The request: Pull every line containing "What" from the entries.

####################

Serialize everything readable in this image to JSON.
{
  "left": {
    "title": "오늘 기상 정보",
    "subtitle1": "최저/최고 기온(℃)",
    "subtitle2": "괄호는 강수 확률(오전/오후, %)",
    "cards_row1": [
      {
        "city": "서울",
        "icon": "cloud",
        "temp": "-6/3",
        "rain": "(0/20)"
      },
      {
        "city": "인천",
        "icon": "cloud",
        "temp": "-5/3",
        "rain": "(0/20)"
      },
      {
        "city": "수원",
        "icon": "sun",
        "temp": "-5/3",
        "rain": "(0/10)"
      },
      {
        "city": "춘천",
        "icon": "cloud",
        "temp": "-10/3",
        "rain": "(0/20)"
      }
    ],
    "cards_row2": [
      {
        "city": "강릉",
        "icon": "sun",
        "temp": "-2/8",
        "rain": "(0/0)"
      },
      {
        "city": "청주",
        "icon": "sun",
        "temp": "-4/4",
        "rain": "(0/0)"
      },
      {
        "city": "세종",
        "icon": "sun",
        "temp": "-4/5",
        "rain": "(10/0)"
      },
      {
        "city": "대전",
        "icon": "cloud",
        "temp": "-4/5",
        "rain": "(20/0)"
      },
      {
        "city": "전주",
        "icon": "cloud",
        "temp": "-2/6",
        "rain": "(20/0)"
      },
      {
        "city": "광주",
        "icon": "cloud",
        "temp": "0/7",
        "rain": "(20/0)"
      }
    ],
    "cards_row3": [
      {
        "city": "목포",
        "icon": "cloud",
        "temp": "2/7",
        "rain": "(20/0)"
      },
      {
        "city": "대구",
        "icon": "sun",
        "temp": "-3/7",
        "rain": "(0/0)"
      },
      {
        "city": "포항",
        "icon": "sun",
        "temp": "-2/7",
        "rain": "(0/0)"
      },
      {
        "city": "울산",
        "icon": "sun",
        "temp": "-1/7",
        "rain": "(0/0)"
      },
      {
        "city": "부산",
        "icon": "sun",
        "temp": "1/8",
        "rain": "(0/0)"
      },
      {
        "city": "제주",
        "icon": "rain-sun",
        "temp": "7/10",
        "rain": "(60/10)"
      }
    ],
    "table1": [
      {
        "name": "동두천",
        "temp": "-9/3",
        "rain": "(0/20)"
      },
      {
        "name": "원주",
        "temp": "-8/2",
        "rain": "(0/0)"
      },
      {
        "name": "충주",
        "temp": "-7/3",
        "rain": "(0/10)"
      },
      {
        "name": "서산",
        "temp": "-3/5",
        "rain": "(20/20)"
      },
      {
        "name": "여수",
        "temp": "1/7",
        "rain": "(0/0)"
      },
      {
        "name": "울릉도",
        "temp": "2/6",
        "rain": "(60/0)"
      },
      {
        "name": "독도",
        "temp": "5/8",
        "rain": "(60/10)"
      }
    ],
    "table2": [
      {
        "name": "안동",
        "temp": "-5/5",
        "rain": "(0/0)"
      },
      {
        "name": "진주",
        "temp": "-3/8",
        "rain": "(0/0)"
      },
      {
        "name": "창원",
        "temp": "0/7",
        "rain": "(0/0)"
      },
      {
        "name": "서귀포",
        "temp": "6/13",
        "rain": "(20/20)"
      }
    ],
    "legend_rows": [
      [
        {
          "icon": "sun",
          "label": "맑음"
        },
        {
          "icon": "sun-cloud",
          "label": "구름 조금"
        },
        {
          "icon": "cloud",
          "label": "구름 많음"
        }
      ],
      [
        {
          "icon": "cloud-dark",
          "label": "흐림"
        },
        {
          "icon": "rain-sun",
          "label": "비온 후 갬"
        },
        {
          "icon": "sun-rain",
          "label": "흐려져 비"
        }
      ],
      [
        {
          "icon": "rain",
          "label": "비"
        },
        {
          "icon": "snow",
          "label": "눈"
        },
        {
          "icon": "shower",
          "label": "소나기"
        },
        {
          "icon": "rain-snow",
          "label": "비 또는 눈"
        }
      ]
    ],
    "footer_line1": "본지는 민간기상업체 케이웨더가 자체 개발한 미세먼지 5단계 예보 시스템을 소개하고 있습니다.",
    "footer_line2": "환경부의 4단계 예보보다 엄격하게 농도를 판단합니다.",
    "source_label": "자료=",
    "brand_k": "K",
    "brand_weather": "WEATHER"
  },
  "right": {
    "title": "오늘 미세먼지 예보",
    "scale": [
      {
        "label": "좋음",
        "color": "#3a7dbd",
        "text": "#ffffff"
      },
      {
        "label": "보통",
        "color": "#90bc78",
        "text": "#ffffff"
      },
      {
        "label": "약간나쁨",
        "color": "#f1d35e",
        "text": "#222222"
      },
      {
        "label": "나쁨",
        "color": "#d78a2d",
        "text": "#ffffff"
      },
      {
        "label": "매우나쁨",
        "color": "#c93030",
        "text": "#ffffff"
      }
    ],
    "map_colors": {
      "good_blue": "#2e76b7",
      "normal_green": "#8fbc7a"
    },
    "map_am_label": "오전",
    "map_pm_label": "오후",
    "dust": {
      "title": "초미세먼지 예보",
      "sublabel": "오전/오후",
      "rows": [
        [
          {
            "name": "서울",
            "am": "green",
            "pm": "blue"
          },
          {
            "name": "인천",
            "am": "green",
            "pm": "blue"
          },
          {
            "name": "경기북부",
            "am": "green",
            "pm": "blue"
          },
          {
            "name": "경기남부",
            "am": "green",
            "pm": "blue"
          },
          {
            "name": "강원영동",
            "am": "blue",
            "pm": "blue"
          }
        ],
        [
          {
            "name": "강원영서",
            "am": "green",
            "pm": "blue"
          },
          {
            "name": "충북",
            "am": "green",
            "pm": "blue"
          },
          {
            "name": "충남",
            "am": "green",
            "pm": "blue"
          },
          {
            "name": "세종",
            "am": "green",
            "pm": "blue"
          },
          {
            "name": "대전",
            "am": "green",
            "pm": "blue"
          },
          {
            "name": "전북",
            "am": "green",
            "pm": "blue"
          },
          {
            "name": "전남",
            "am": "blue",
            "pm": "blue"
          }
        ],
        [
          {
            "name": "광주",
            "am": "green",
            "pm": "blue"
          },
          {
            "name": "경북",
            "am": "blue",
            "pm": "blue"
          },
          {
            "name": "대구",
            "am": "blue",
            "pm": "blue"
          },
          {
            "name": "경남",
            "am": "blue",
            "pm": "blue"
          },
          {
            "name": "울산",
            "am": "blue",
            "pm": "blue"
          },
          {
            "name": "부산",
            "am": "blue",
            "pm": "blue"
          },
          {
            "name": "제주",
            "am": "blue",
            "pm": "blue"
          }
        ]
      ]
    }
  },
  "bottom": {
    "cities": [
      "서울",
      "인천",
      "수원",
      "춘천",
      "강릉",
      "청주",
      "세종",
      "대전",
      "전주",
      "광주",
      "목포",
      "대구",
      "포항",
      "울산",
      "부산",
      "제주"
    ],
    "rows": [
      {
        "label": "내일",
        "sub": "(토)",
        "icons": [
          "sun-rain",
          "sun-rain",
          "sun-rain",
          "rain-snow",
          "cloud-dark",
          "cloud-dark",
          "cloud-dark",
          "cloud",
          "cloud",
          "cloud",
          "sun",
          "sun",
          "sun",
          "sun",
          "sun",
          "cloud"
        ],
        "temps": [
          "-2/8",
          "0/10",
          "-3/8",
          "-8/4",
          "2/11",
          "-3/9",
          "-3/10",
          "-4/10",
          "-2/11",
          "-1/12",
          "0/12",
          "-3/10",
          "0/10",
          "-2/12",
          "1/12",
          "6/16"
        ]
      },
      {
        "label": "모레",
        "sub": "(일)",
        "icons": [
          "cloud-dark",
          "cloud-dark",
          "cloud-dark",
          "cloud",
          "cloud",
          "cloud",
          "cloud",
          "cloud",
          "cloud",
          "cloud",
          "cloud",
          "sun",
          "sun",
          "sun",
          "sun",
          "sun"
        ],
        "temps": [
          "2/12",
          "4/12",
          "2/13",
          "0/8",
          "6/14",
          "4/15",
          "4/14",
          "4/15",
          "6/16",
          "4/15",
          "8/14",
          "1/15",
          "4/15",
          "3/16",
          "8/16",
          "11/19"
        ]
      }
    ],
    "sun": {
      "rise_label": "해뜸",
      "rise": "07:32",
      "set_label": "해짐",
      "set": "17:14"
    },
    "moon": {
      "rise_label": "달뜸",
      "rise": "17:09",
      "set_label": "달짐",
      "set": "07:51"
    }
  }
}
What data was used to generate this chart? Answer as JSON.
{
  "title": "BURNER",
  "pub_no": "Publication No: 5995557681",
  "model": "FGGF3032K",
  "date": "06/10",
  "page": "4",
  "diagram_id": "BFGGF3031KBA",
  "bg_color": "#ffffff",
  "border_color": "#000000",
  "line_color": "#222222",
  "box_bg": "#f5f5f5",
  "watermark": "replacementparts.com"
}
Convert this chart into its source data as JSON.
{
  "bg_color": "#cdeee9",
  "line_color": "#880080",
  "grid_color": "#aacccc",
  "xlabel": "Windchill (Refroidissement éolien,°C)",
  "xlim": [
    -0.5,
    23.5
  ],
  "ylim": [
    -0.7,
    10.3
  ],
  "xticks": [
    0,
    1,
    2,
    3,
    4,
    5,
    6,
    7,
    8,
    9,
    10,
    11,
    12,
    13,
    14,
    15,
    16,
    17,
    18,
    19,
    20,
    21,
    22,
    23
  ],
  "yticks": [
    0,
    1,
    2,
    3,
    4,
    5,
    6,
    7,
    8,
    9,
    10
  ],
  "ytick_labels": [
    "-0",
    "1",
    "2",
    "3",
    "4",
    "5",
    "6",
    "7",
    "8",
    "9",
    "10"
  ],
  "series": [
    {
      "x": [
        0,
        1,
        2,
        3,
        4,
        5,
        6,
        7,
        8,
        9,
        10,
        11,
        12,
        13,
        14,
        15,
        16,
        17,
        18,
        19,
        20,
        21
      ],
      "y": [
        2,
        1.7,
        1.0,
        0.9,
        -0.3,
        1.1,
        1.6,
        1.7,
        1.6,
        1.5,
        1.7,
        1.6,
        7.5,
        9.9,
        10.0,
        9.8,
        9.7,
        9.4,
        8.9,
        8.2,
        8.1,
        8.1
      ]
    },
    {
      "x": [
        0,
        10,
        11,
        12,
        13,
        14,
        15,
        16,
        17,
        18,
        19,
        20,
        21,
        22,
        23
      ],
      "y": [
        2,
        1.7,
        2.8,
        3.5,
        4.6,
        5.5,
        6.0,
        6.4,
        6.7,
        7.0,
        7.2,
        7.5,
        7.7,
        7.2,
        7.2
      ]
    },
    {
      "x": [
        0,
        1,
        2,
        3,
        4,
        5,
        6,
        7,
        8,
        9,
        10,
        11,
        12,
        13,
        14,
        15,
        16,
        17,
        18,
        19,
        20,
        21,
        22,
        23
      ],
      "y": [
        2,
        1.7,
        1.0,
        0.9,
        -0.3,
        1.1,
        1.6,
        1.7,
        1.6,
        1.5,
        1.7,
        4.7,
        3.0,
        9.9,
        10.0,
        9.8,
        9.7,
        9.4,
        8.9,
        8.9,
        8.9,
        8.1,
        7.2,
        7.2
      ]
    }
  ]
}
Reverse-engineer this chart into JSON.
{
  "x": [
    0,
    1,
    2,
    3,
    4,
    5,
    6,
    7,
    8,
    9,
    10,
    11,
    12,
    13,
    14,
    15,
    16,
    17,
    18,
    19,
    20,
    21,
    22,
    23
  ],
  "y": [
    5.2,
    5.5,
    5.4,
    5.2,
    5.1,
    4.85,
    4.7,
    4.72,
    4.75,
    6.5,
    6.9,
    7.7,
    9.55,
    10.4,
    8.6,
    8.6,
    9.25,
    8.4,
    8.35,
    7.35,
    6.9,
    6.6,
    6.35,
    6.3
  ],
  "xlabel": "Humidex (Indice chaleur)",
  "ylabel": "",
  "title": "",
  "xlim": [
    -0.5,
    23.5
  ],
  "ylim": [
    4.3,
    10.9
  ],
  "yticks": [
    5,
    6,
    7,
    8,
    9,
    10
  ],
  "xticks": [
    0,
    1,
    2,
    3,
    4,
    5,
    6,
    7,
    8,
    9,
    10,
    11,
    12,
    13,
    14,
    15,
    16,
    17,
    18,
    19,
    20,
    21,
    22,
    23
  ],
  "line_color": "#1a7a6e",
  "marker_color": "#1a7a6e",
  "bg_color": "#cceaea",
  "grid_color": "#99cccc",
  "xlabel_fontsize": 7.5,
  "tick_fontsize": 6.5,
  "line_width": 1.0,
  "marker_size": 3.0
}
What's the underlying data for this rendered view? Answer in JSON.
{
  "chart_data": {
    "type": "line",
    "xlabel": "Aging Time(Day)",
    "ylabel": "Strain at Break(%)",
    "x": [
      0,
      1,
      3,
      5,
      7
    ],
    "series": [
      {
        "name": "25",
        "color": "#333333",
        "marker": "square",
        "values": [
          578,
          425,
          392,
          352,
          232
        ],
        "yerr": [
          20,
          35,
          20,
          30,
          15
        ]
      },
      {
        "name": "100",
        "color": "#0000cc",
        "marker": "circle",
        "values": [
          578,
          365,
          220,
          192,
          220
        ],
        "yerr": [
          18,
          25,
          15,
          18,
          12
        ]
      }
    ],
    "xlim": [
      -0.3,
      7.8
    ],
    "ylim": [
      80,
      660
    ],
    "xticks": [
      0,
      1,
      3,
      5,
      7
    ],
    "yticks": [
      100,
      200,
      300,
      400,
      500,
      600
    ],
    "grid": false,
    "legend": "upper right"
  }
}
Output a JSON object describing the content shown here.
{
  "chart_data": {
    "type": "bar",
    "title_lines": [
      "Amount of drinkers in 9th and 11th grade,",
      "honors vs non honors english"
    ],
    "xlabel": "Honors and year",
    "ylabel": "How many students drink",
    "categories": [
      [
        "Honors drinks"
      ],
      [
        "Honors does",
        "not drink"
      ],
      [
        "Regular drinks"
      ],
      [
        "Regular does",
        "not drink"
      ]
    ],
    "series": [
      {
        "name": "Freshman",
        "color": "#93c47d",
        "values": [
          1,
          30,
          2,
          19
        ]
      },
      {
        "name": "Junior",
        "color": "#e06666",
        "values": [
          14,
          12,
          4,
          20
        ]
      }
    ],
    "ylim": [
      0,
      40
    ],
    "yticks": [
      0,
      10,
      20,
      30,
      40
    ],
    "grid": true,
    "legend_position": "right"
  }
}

####################

Written reply:
What data was used to generate this chart? Answer as JSON.
What's the underlying data for this rendered view? Answer in JSON.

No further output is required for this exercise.